# START OF Input records
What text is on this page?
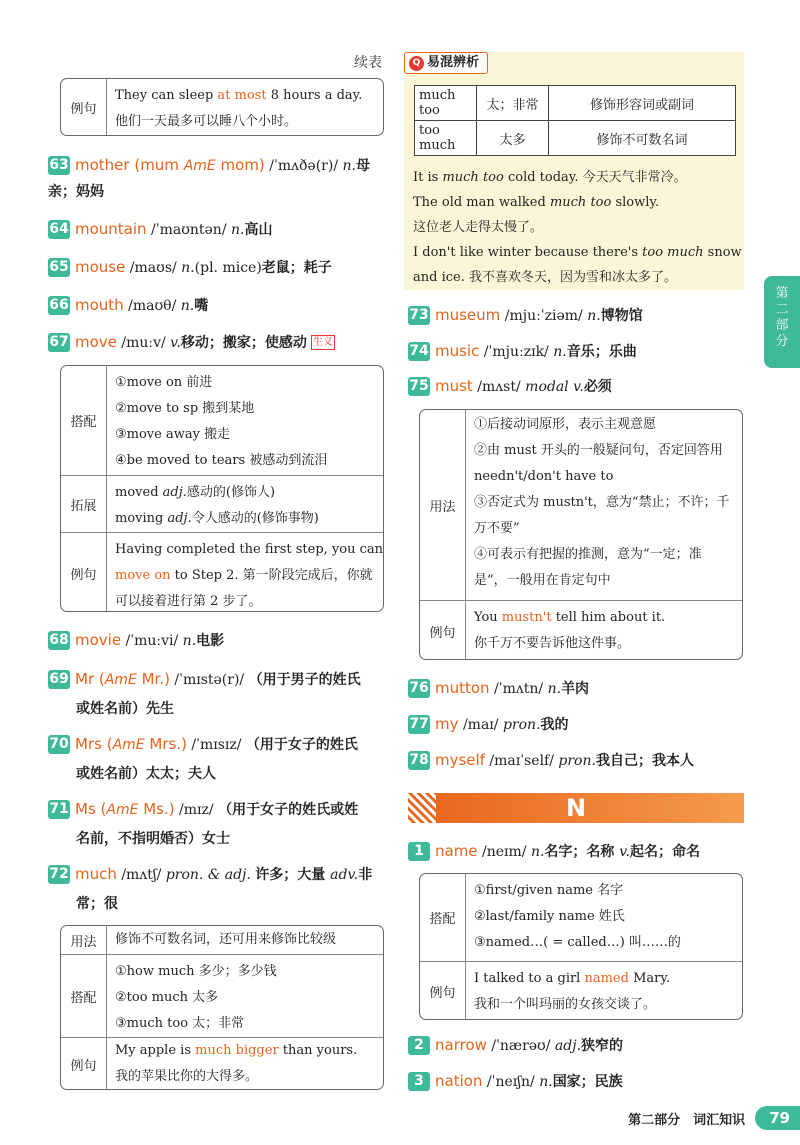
续表
例句
They can sleep at most 8 hours a day.
他们一天最多可以睡八个小时。
63 mother (mum AmE mom) /ˈmʌðə(r)/ n.母亲；妈妈
64 mountain /ˈmaʊntən/ n.高山
65 mouse /maʊs/ n.(pl. mice)老鼠；耗子
66 mouth /maʊθ/ n.嘴
67 move /muːv/ v.移动；搬家；使感动 生义
搭配
①move on 前进
②move to sp 搬到某地
③move away 搬走
④be moved to tears 被感动到流泪
拓展
moved adj.感动的(修饰人)
moving adj.令人感动的(修饰事物)
例句
Having completed the first step, you can
move on to Step 2. 第一阶段完成后，你就
可以接着进行第 2 步了。
68 movie /ˈmuːvi/ n.电影
69 Mr (AmE Mr.) /ˈmɪstə(r)/ （用于男子的姓氏
或姓名前）先生
70 Mrs (AmE Mrs.) /ˈmɪsɪz/ （用于女子的姓氏
或姓名前）太太；夫人
71 Ms (AmE Ms.) /mɪz/ （用于女子的姓氏或姓
名前，不指明婚否）女士
72 much /mʌtʃ/ pron. & adj. 许多；大量 adv.非
常；很
用法	修饰不可数名词，还可用来修饰比较级
搭配
①how much 多少；多少钱
②too much 太多
③much too 太；非常
例句
My apple is much bigger than yours.
我的苹果比你的大得多。
much too	太；非常	修饰形容词或副词
too much	太多	修饰不可数名词
It is much too cold today. 今天天气非常冷。
The old man walked much too slowly.
这位老人走得太慢了。
I don't like winter because there's too much snow
and ice. 我不喜欢冬天，因为雪和冰太多了。
Q 易混辨析
第
二
部
分
73 museum /mjuːˈziəm/ n.博物馆
74 music /ˈmjuːzɪk/ n.音乐；乐曲
75 must /mʌst/ modal v.必须
用法
①后接动词原形，表示主观意愿
②由 must 开头的一般疑问句，否定回答用
needn't/don't have to
③否定式为 mustn't，意为“禁止；不许；千
万不要”
④可表示有把握的推测，意为“一定；准
是”，一般用在肯定句中
例句
You mustn't tell him about it.
你千万不要告诉他这件事。
76 mutton /ˈmʌtn/ n.羊肉
77 my /maɪ/ pron.我的
78 myself /maɪˈself/ pron.我自己；我本人
N
1 name /neɪm/ n.名字；名称 v.起名；命名
搭配
①first/given name 名字
②last/family name 姓氏
③named…( = called…) 叫……的
例句
I talked to a girl named Mary.
我和一个叫玛丽的女孩交谈了。
2 narrow /ˈnærəʊ/ adj.狭窄的
3 nation /ˈneɪʃn/ n.国家；民族
第二部分　词汇知识	79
# END OF Input records
= What you have to do =
Copy the listing word for word, excluding its pictures.

= Answer to the exercise =
What text is on this page?
续表
例句
They can sleep at most 8 hours a day.
他们一天最多可以睡八个小时。
63 mother (mum AmE mom) /ˈmʌðə(r)/ n.母亲；妈妈
64 mountain /ˈmaʊntən/ n.高山
65 mouse /maʊs/ n.(pl. mice)老鼠；耗子
66 mouth /maʊθ/ n.嘴
67 move /muːv/ v.移动；搬家；使感动 生义
搭配
①move on 前进
②move to sp 搬到某地
③move away 搬走
④be moved to tears 被感动到流泪
拓展
moved adj.感动的(修饰人)
moving adj.令人感动的(修饰事物)
例句
Having completed the first step, you can
move on to Step 2. 第一阶段完成后，你就
可以接着进行第 2 步了。
68 movie /ˈmuːvi/ n.电影
69 Mr (AmE Mr.) /ˈmɪstə(r)/ （用于男子的姓氏
或姓名前）先生
70 Mrs (AmE Mrs.) /ˈmɪsɪz/ （用于女子的姓氏
或姓名前）太太；夫人
71 Ms (AmE Ms.) /mɪz/ （用于女子的姓氏或姓
名前，不指明婚否）女士
72 much /mʌtʃ/ pron. & adj. 许多；大量 adv.非
常；很
用法	修饰不可数名词，还可用来修饰比较级
搭配
①how much 多少；多少钱
②too much 太多
③much too 太；非常
例句
My apple is much bigger than yours.
我的苹果比你的大得多。
much too	太；非常	修饰形容词或副词
too much	太多	修饰不可数名词
It is much too cold today. 今天天气非常冷。
The old man walked much too slowly.
这位老人走得太慢了。
I don't like winter because there's too much snow
and ice. 我不喜欢冬天，因为雪和冰太多了。
Q 易混辨析
第
二
部
分
73 museum /mjuːˈziəm/ n.博物馆
74 music /ˈmjuːzɪk/ n.音乐；乐曲
75 must /mʌst/ modal v.必须
用法
①后接动词原形，表示主观意愿
②由 must 开头的一般疑问句，否定回答用
needn't/don't have to
③否定式为 mustn't，意为“禁止；不许；千
万不要”
④可表示有把握的推测，意为“一定；准
是”，一般用在肯定句中
例句
You mustn't tell him about it.
你千万不要告诉他这件事。
76 mutton /ˈmʌtn/ n.羊肉
77 my /maɪ/ pron.我的
78 myself /maɪˈself/ pron.我自己；我本人
N
1 name /neɪm/ n.名字；名称 v.起名；命名
搭配
①first/given name 名字
②last/family name 姓氏
③named…( = called…) 叫……的
例句
I talked to a girl named Mary.
我和一个叫玛丽的女孩交谈了。
2 narrow /ˈnærəʊ/ adj.狭窄的
3 nation /ˈneɪʃn/ n.国家；民族
第二部分　词汇知识	79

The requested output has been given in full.